■ The task ■
Count how many lines below include the string "三个融入", and give that number without anything else.

[Records from a data collection]
%%
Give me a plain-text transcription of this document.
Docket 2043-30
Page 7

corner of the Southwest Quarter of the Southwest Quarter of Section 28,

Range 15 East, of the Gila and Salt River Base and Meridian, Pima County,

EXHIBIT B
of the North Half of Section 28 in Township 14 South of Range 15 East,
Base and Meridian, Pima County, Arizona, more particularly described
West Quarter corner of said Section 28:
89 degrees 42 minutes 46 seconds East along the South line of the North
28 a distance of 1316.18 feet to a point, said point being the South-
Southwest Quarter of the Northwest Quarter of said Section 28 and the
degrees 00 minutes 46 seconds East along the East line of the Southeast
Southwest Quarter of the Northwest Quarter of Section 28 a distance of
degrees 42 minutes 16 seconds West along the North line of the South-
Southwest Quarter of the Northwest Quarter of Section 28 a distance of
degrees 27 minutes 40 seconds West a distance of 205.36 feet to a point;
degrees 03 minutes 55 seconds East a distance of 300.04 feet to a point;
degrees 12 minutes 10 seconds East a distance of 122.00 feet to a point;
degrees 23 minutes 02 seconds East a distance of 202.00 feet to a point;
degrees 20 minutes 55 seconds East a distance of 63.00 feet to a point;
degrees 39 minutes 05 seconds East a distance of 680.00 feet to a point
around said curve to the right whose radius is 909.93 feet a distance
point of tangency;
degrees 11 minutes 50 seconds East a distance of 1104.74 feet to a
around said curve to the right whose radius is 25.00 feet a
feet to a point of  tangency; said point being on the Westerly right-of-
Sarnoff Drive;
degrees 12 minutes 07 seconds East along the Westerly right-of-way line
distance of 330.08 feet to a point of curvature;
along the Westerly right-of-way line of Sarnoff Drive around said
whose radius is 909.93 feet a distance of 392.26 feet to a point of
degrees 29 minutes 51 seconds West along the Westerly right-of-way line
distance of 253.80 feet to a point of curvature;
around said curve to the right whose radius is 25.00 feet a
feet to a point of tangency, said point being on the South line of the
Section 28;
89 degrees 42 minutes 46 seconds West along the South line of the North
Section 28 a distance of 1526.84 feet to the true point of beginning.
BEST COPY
%%
%%
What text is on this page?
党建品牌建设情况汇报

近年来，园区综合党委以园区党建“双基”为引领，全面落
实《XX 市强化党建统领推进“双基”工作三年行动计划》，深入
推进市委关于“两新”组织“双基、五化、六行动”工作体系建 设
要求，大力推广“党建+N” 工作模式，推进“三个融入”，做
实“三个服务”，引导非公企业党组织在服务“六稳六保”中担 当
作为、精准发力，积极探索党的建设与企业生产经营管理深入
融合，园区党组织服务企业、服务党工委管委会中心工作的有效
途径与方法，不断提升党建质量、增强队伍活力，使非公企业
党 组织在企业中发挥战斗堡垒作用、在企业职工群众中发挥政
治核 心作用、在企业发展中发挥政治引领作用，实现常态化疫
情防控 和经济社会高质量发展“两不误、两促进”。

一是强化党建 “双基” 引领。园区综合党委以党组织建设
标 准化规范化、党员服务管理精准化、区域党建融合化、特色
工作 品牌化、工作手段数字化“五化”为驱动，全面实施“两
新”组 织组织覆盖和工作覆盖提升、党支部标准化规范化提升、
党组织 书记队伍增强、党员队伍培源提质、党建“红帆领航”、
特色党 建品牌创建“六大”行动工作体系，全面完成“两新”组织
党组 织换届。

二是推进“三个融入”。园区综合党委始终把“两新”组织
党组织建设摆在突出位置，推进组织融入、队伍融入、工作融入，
%%
%%
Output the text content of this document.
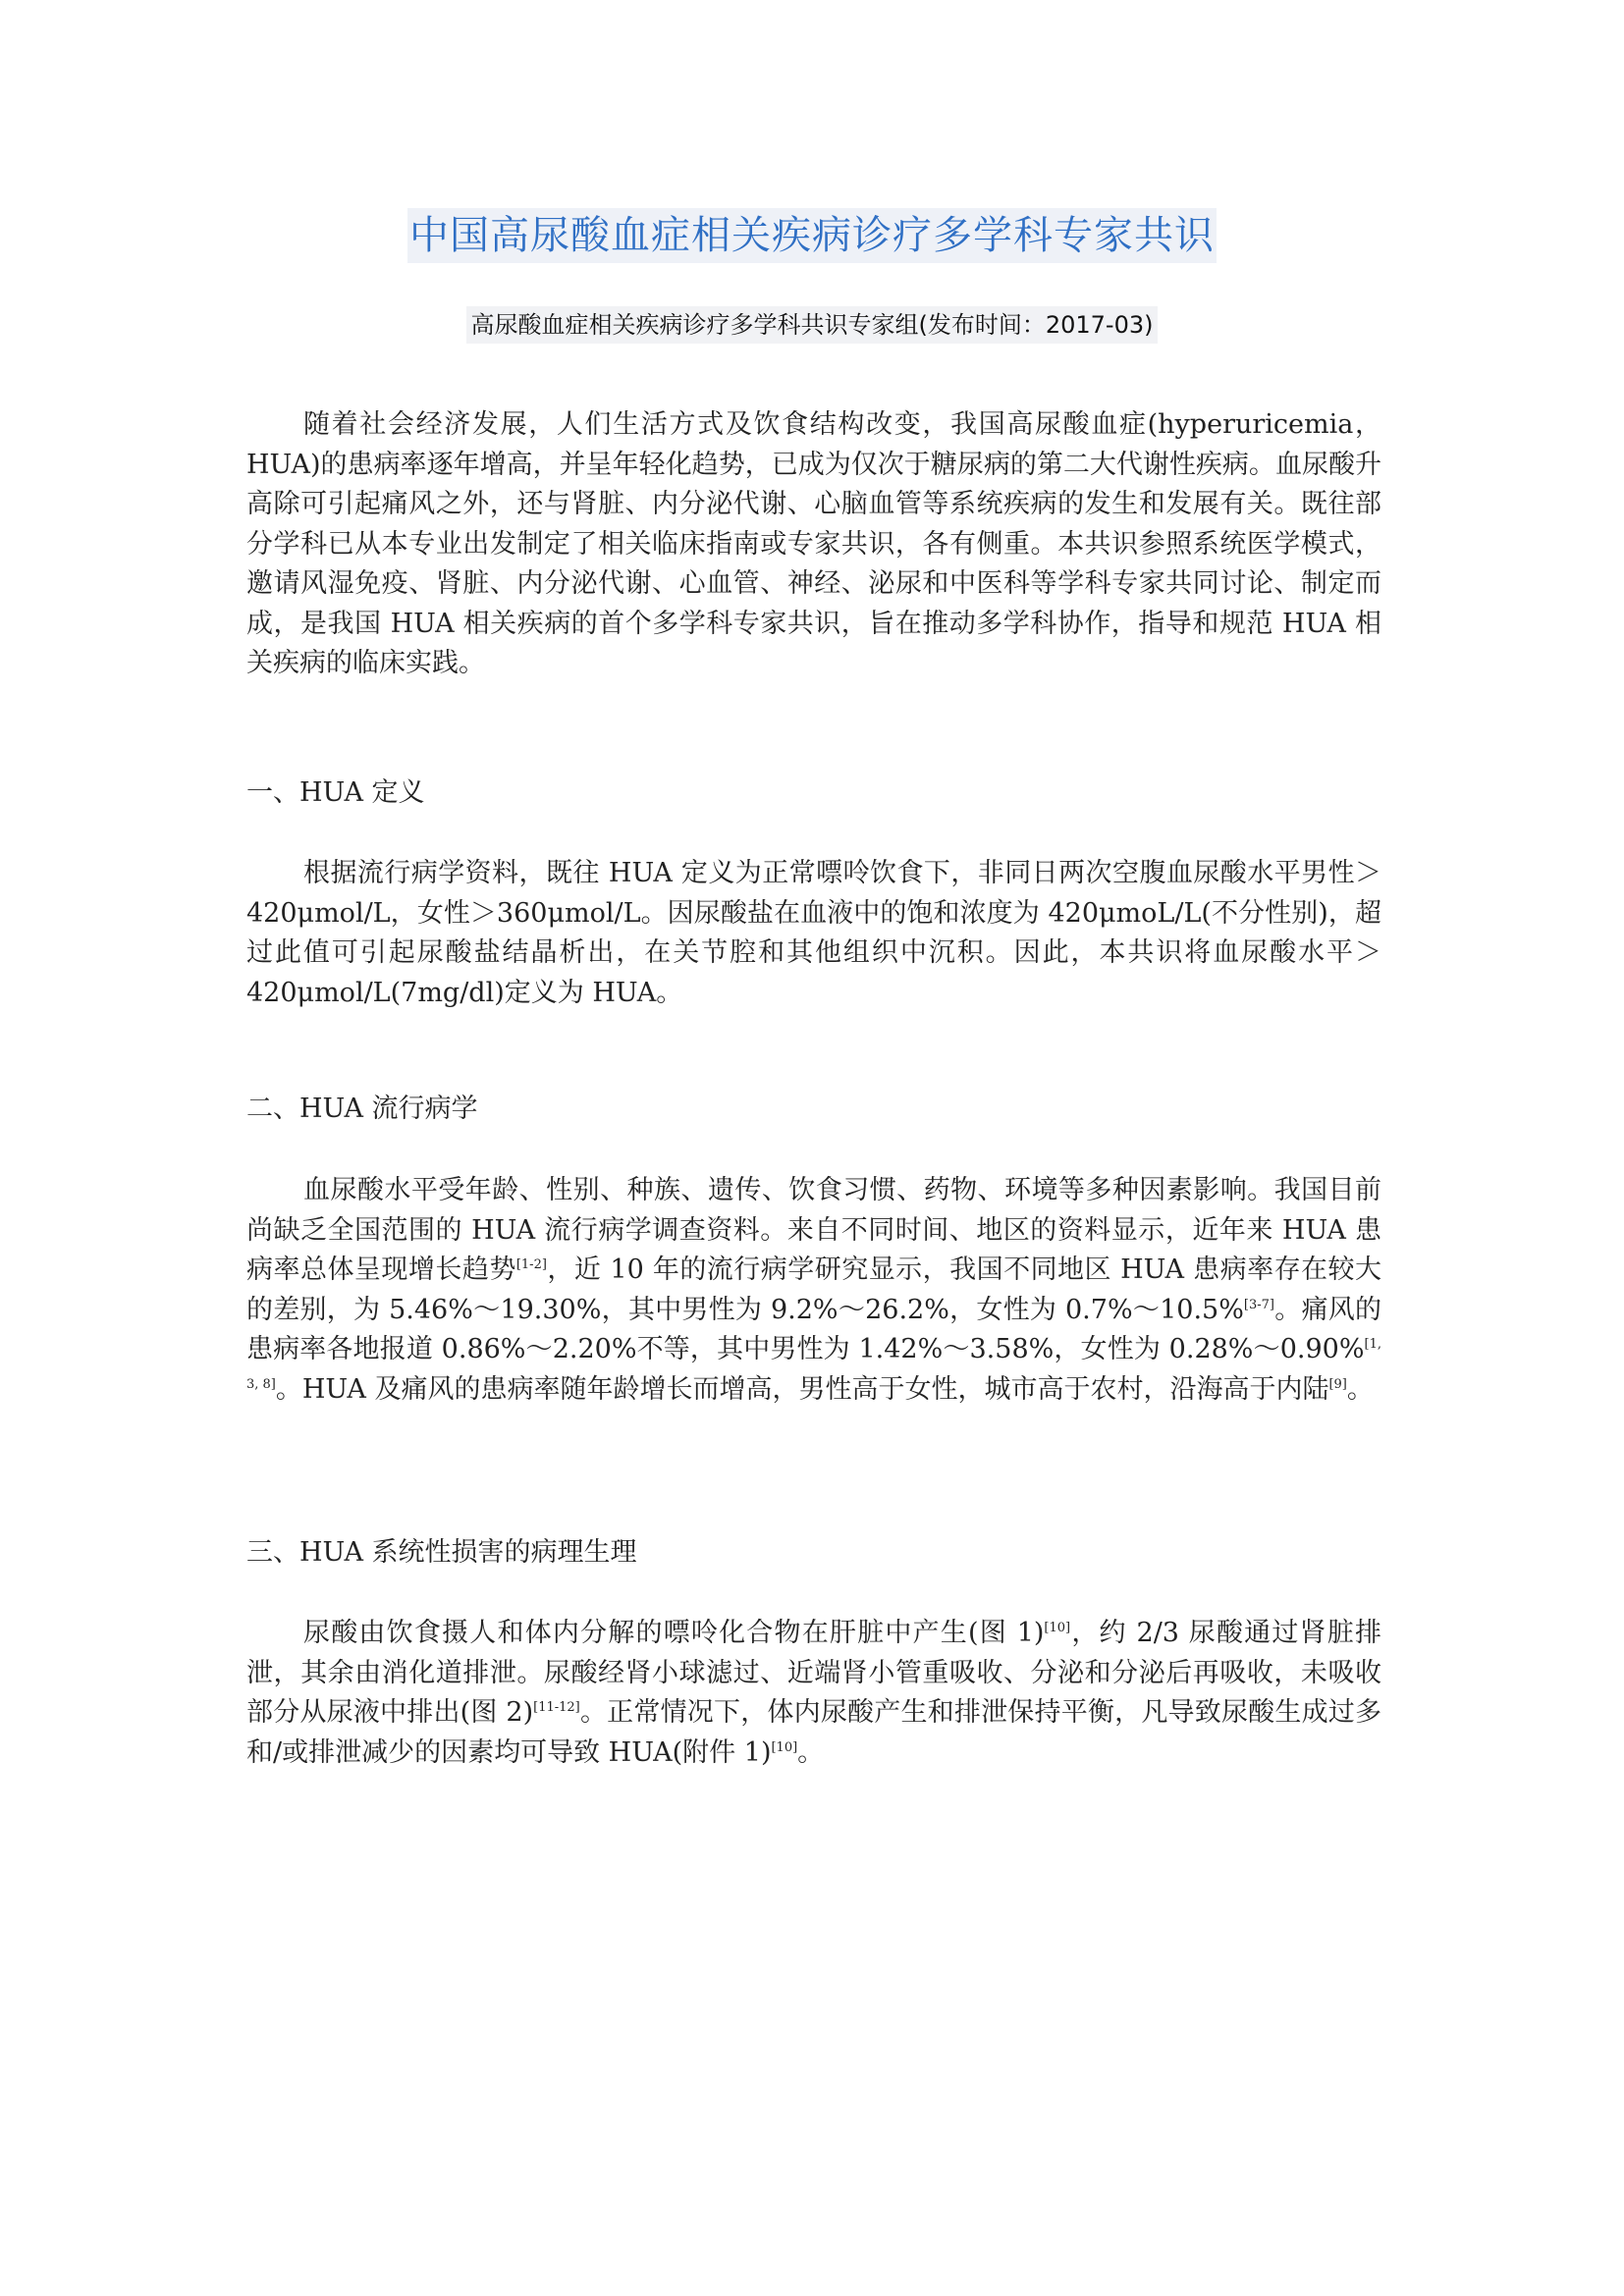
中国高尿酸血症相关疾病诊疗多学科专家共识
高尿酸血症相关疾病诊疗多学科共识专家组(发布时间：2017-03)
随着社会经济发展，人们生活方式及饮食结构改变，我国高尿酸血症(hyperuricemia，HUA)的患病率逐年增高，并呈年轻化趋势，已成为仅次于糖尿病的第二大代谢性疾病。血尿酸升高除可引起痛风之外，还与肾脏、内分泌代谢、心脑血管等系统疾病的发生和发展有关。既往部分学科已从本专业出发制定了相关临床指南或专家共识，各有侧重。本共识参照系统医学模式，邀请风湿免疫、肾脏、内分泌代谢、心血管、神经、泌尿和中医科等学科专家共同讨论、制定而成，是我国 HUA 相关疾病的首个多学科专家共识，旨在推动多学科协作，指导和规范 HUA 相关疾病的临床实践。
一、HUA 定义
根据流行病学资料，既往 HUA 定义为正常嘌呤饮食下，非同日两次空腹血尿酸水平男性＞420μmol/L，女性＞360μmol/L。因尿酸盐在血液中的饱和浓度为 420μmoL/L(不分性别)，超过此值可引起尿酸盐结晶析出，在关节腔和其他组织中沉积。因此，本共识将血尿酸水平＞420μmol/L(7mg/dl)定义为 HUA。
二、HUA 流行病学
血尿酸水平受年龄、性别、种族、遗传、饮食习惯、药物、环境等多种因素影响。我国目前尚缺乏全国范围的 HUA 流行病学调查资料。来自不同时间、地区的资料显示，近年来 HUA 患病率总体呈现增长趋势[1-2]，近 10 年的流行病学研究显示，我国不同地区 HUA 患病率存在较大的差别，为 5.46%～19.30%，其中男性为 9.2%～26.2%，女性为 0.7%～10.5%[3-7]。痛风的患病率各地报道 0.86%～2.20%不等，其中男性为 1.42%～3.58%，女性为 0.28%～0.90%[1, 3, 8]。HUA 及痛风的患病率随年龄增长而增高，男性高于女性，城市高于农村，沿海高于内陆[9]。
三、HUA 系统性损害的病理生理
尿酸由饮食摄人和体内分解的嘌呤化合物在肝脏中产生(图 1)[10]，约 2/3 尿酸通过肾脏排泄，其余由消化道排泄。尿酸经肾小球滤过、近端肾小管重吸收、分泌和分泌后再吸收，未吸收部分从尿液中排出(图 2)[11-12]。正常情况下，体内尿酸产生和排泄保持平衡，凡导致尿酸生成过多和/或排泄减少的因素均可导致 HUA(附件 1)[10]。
%%
■ Problem solution ■
2